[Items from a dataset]
++++
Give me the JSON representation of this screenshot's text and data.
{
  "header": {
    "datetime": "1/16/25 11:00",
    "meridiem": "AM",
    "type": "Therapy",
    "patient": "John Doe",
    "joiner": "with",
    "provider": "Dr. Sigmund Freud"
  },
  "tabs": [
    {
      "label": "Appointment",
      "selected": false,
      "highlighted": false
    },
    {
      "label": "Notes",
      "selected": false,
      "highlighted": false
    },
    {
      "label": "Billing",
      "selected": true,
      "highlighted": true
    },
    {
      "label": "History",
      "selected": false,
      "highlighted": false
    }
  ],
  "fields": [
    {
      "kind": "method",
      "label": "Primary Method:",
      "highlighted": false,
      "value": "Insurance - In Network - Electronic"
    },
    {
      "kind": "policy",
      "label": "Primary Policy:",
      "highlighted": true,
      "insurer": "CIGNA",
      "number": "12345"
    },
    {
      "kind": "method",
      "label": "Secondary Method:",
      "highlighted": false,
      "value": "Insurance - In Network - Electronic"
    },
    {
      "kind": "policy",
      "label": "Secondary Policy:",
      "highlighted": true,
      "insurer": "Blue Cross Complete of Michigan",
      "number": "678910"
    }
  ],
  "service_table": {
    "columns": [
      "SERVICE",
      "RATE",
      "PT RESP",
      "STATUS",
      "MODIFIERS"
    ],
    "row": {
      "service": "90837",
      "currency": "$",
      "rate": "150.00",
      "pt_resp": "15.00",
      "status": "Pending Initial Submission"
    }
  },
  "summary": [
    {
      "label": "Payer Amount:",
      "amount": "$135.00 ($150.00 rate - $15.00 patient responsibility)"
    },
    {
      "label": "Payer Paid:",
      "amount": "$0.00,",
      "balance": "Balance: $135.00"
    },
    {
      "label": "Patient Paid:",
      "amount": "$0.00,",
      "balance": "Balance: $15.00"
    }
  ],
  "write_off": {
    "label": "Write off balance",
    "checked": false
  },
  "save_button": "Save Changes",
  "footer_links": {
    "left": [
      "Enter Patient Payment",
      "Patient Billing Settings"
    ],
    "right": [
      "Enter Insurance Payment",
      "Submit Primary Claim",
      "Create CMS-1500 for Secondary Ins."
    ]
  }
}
++++
What needs to be done.
Extract every line above that contains the word "Payment".

Exercise response.
      "Enter Patient Payment",
      "Enter Insurance Payment",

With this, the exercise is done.